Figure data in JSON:
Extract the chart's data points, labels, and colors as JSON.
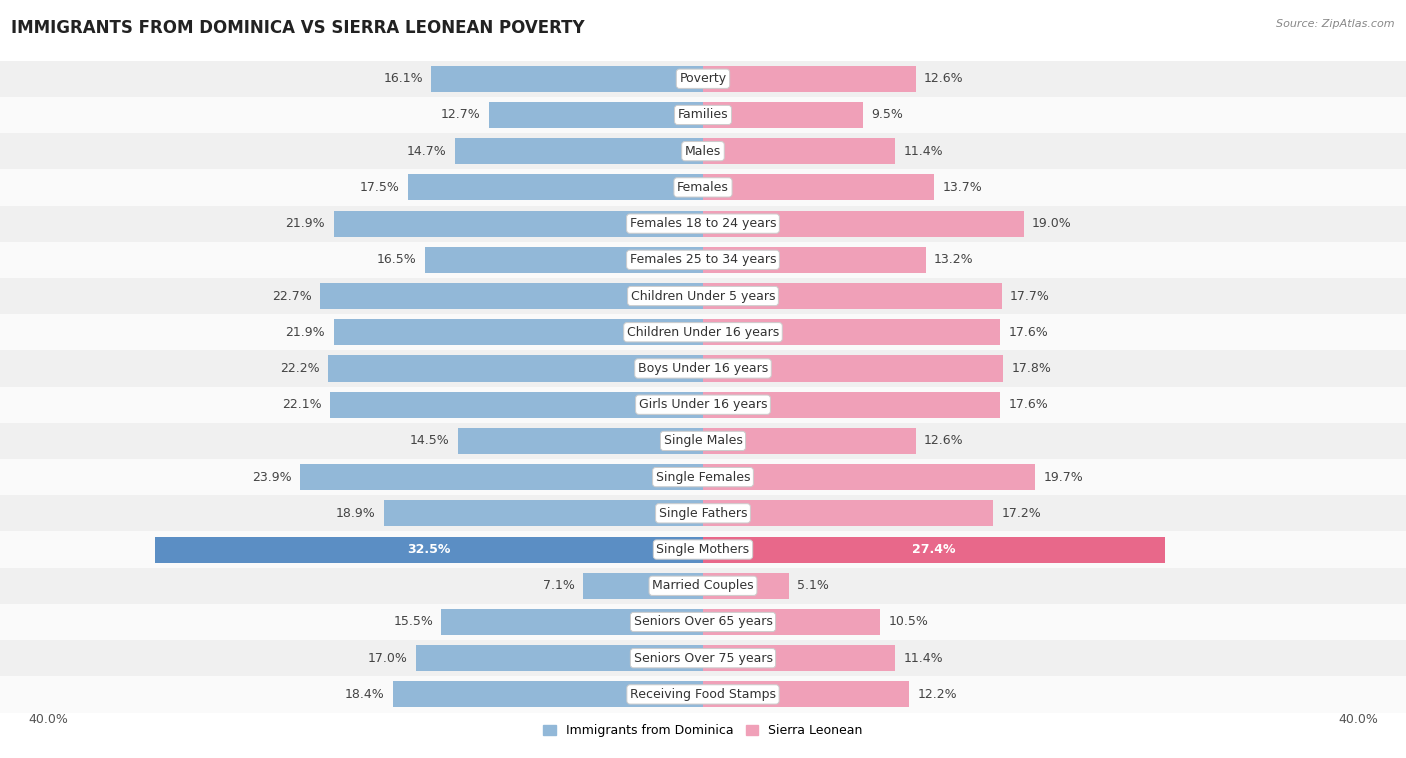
{
  "title": "IMMIGRANTS FROM DOMINICA VS SIERRA LEONEAN POVERTY",
  "source": "Source: ZipAtlas.com",
  "categories": [
    "Poverty",
    "Families",
    "Males",
    "Females",
    "Females 18 to 24 years",
    "Females 25 to 34 years",
    "Children Under 5 years",
    "Children Under 16 years",
    "Boys Under 16 years",
    "Girls Under 16 years",
    "Single Males",
    "Single Females",
    "Single Fathers",
    "Single Mothers",
    "Married Couples",
    "Seniors Over 65 years",
    "Seniors Over 75 years",
    "Receiving Food Stamps"
  ],
  "left_values": [
    16.1,
    12.7,
    14.7,
    17.5,
    21.9,
    16.5,
    22.7,
    21.9,
    22.2,
    22.1,
    14.5,
    23.9,
    18.9,
    32.5,
    7.1,
    15.5,
    17.0,
    18.4
  ],
  "right_values": [
    12.6,
    9.5,
    11.4,
    13.7,
    19.0,
    13.2,
    17.7,
    17.6,
    17.8,
    17.6,
    12.6,
    19.7,
    17.2,
    27.4,
    5.1,
    10.5,
    11.4,
    12.2
  ],
  "left_color": "#92b8d8",
  "right_color": "#f0a0b8",
  "highlight_left_color": "#5b8ec4",
  "highlight_right_color": "#e8688a",
  "highlight_rows": [
    13
  ],
  "axis_max": 40.0,
  "bar_height": 0.72,
  "row_bg_odd": "#f0f0f0",
  "row_bg_even": "#fafafa",
  "label_fontsize": 9,
  "value_fontsize": 9,
  "title_fontsize": 12,
  "legend_labels": [
    "Immigrants from Dominica",
    "Sierra Leonean"
  ]
}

- [GIVEN EXERCISE]: Output every entry word for word, but omit the pictures.

- [RESULT OF THE EXERCISE]:
Extract the chart's data points, labels, and colors as JSON.
{
  "title": "IMMIGRANTS FROM DOMINICA VS SIERRA LEONEAN POVERTY",
  "source": "Source: ZipAtlas.com",
  "categories": [
    "Poverty",
    "Families",
    "Males",
    "Females",
    "Females 18 to 24 years",
    "Females 25 to 34 years",
    "Children Under 5 years",
    "Children Under 16 years",
    "Boys Under 16 years",
    "Girls Under 16 years",
    "Single Males",
    "Single Females",
    "Single Fathers",
    "Single Mothers",
    "Married Couples",
    "Seniors Over 65 years",
    "Seniors Over 75 years",
    "Receiving Food Stamps"
  ],
  "left_values": [
    16.1,
    12.7,
    14.7,
    17.5,
    21.9,
    16.5,
    22.7,
    21.9,
    22.2,
    22.1,
    14.5,
    23.9,
    18.9,
    32.5,
    7.1,
    15.5,
    17.0,
    18.4
  ],
  "right_values": [
    12.6,
    9.5,
    11.4,
    13.7,
    19.0,
    13.2,
    17.7,
    17.6,
    17.8,
    17.6,
    12.6,
    19.7,
    17.2,
    27.4,
    5.1,
    10.5,
    11.4,
    12.2
  ],
  "left_color": "#92b8d8",
  "right_color": "#f0a0b8",
  "highlight_left_color": "#5b8ec4",
  "highlight_right_color": "#e8688a",
  "highlight_rows": [
    13
  ],
  "axis_max": 40.0,
  "bar_height": 0.72,
  "row_bg_odd": "#f0f0f0",
  "row_bg_even": "#fafafa",
  "label_fontsize": 9,
  "value_fontsize": 9,
  "title_fontsize": 12,
  "legend_labels": [
    "Immigrants from Dominica",
    "Sierra Leonean"
  ]
}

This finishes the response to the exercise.